Skip the pictures. Repeat everything else in the records word for word.

======== Records supplied ========

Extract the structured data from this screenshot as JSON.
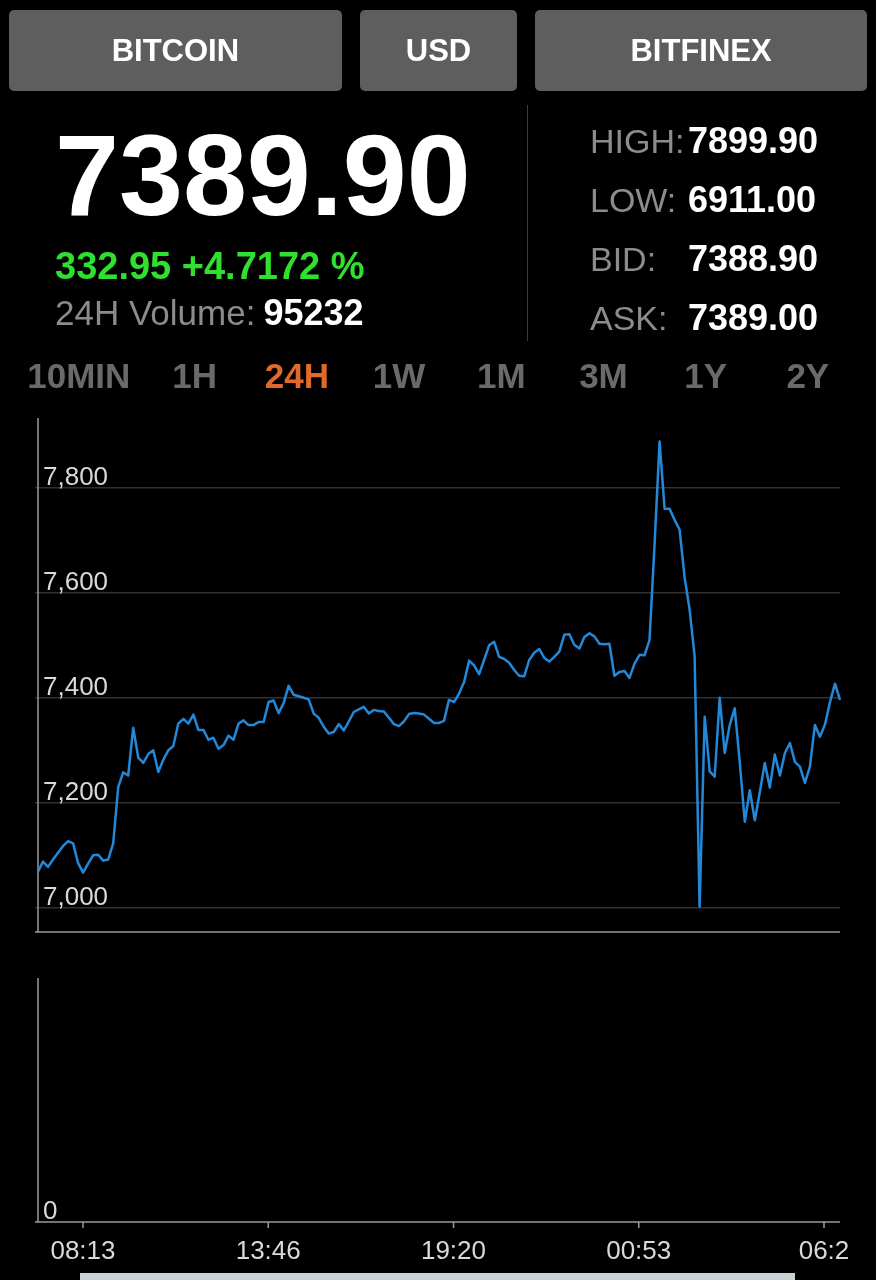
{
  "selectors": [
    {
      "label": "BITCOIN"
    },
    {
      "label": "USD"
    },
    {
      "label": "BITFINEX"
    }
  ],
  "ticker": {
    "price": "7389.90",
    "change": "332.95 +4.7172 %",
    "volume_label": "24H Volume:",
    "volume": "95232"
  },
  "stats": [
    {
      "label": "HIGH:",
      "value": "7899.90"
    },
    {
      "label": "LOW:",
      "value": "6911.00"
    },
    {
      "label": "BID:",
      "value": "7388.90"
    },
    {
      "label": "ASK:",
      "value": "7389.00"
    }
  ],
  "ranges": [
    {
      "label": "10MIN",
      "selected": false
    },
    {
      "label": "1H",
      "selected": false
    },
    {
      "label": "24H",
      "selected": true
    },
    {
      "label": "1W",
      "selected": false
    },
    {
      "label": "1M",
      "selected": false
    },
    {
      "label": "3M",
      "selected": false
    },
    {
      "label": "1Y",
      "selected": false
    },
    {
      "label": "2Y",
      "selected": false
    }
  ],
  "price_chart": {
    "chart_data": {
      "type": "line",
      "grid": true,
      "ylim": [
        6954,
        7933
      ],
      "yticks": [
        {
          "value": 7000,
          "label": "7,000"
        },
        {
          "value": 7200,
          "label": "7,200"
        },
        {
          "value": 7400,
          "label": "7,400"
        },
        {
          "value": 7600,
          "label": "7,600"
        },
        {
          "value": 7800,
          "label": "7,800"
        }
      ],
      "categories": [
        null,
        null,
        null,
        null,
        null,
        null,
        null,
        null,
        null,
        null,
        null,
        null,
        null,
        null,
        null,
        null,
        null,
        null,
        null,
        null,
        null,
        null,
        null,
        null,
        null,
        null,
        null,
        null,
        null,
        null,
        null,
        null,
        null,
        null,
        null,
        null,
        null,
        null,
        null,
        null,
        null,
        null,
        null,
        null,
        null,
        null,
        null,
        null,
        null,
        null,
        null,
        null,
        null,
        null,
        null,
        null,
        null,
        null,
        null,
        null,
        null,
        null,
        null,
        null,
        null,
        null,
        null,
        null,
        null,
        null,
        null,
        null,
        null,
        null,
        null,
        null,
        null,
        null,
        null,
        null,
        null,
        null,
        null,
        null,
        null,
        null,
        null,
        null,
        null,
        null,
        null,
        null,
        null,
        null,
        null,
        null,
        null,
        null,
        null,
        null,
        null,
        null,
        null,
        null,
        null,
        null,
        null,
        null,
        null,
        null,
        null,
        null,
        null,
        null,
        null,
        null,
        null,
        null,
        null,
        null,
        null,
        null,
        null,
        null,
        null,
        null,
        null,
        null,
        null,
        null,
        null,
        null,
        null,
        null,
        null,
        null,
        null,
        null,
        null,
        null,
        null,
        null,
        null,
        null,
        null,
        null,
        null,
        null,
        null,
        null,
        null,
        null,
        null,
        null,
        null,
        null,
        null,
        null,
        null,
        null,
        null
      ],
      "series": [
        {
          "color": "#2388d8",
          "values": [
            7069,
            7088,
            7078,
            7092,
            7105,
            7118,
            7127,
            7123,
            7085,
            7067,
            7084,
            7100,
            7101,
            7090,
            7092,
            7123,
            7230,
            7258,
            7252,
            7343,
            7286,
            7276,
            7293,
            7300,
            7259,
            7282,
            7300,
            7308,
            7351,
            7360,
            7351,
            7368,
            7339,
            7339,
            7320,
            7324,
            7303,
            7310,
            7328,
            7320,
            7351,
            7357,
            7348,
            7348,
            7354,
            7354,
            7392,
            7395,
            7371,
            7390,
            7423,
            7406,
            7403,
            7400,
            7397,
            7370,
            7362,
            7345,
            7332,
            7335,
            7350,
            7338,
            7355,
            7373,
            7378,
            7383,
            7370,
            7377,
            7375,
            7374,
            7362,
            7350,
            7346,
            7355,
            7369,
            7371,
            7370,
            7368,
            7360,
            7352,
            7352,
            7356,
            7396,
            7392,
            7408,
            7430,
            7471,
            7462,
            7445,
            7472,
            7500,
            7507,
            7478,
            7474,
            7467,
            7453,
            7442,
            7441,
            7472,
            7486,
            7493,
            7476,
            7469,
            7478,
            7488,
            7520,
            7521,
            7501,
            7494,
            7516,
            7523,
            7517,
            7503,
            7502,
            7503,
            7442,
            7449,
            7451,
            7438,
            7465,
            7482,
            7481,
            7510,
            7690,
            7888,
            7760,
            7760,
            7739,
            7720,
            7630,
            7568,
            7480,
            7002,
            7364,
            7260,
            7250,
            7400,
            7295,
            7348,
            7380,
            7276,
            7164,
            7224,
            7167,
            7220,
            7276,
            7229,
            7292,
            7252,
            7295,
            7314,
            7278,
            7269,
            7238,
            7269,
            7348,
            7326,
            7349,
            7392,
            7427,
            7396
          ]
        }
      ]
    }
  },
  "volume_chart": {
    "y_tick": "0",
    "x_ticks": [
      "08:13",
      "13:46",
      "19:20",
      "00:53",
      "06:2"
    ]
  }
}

========

Task solution
Extract the structured data from this screenshot as JSON.
{
  "selectors": [
    {
      "label": "BITCOIN"
    },
    {
      "label": "USD"
    },
    {
      "label": "BITFINEX"
    }
  ],
  "ticker": {
    "price": "7389.90",
    "change": "332.95 +4.7172 %",
    "volume_label": "24H Volume:",
    "volume": "95232"
  },
  "stats": [
    {
      "label": "HIGH:",
      "value": "7899.90"
    },
    {
      "label": "LOW:",
      "value": "6911.00"
    },
    {
      "label": "BID:",
      "value": "7388.90"
    },
    {
      "label": "ASK:",
      "value": "7389.00"
    }
  ],
  "ranges": [
    {
      "label": "10MIN",
      "selected": false
    },
    {
      "label": "1H",
      "selected": false
    },
    {
      "label": "24H",
      "selected": true
    },
    {
      "label": "1W",
      "selected": false
    },
    {
      "label": "1M",
      "selected": false
    },
    {
      "label": "3M",
      "selected": false
    },
    {
      "label": "1Y",
      "selected": false
    },
    {
      "label": "2Y",
      "selected": false
    }
  ],
  "price_chart": {
    "chart_data": {
      "type": "line",
      "grid": true,
      "ylim": [
        6954,
        7933
      ],
      "yticks": [
        {
          "value": 7000,
          "label": "7,000"
        },
        {
          "value": 7200,
          "label": "7,200"
        },
        {
          "value": 7400,
          "label": "7,400"
        },
        {
          "value": 7600,
          "label": "7,600"
        },
        {
          "value": 7800,
          "label": "7,800"
        }
      ],
      "categories": [
        null,
        null,
        null,
        null,
        null,
        null,
        null,
        null,
        null,
        null,
        null,
        null,
        null,
        null,
        null,
        null,
        null,
        null,
        null,
        null,
        null,
        null,
        null,
        null,
        null,
        null,
        null,
        null,
        null,
        null,
        null,
        null,
        null,
        null,
        null,
        null,
        null,
        null,
        null,
        null,
        null,
        null,
        null,
        null,
        null,
        null,
        null,
        null,
        null,
        null,
        null,
        null,
        null,
        null,
        null,
        null,
        null,
        null,
        null,
        null,
        null,
        null,
        null,
        null,
        null,
        null,
        null,
        null,
        null,
        null,
        null,
        null,
        null,
        null,
        null,
        null,
        null,
        null,
        null,
        null,
        null,
        null,
        null,
        null,
        null,
        null,
        null,
        null,
        null,
        null,
        null,
        null,
        null,
        null,
        null,
        null,
        null,
        null,
        null,
        null,
        null,
        null,
        null,
        null,
        null,
        null,
        null,
        null,
        null,
        null,
        null,
        null,
        null,
        null,
        null,
        null,
        null,
        null,
        null,
        null,
        null,
        null,
        null,
        null,
        null,
        null,
        null,
        null,
        null,
        null,
        null,
        null,
        null,
        null,
        null,
        null,
        null,
        null,
        null,
        null,
        null,
        null,
        null,
        null,
        null,
        null,
        null,
        null,
        null,
        null,
        null,
        null,
        null,
        null,
        null,
        null,
        null,
        null,
        null,
        null,
        null
      ],
      "series": [
        {
          "color": "#2388d8",
          "values": [
            7069,
            7088,
            7078,
            7092,
            7105,
            7118,
            7127,
            7123,
            7085,
            7067,
            7084,
            7100,
            7101,
            7090,
            7092,
            7123,
            7230,
            7258,
            7252,
            7343,
            7286,
            7276,
            7293,
            7300,
            7259,
            7282,
            7300,
            7308,
            7351,
            7360,
            7351,
            7368,
            7339,
            7339,
            7320,
            7324,
            7303,
            7310,
            7328,
            7320,
            7351,
            7357,
            7348,
            7348,
            7354,
            7354,
            7392,
            7395,
            7371,
            7390,
            7423,
            7406,
            7403,
            7400,
            7397,
            7370,
            7362,
            7345,
            7332,
            7335,
            7350,
            7338,
            7355,
            7373,
            7378,
            7383,
            7370,
            7377,
            7375,
            7374,
            7362,
            7350,
            7346,
            7355,
            7369,
            7371,
            7370,
            7368,
            7360,
            7352,
            7352,
            7356,
            7396,
            7392,
            7408,
            7430,
            7471,
            7462,
            7445,
            7472,
            7500,
            7507,
            7478,
            7474,
            7467,
            7453,
            7442,
            7441,
            7472,
            7486,
            7493,
            7476,
            7469,
            7478,
            7488,
            7520,
            7521,
            7501,
            7494,
            7516,
            7523,
            7517,
            7503,
            7502,
            7503,
            7442,
            7449,
            7451,
            7438,
            7465,
            7482,
            7481,
            7510,
            7690,
            7888,
            7760,
            7760,
            7739,
            7720,
            7630,
            7568,
            7480,
            7002,
            7364,
            7260,
            7250,
            7400,
            7295,
            7348,
            7380,
            7276,
            7164,
            7224,
            7167,
            7220,
            7276,
            7229,
            7292,
            7252,
            7295,
            7314,
            7278,
            7269,
            7238,
            7269,
            7348,
            7326,
            7349,
            7392,
            7427,
            7396
          ]
        }
      ]
    }
  },
  "volume_chart": {
    "y_tick": "0",
    "x_ticks": [
      "08:13",
      "13:46",
      "19:20",
      "00:53",
      "06:2"
    ]
  }
}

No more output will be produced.